(Recorded data)

>>>>

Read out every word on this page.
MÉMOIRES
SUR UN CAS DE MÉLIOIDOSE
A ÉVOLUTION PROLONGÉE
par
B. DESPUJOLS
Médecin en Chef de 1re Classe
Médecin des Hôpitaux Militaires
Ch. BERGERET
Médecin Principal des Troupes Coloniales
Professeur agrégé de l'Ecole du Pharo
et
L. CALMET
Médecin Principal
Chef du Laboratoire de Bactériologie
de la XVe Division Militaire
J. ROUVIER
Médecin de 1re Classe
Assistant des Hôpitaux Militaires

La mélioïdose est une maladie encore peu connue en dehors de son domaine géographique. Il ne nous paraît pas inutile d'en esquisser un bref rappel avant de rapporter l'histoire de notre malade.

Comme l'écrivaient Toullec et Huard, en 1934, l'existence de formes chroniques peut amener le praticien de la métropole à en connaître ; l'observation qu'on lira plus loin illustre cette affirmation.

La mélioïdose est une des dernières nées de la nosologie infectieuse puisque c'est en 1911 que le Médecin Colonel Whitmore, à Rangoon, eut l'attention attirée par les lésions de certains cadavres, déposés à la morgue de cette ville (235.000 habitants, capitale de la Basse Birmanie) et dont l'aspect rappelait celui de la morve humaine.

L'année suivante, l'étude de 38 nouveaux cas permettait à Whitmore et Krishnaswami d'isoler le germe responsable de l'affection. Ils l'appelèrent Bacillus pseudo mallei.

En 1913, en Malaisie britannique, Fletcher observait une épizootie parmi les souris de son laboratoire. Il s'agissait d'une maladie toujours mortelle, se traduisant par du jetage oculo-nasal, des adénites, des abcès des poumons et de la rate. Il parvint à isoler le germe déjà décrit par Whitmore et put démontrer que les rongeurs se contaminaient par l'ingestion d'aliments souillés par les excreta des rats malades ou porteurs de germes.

<<<<

• Exercise objective
Copy each line of the preceding data that contains the string "Chef".

• Exercise result
Médecin en Chef de 1re Classe
Chef du Laboratoire de Bactériologie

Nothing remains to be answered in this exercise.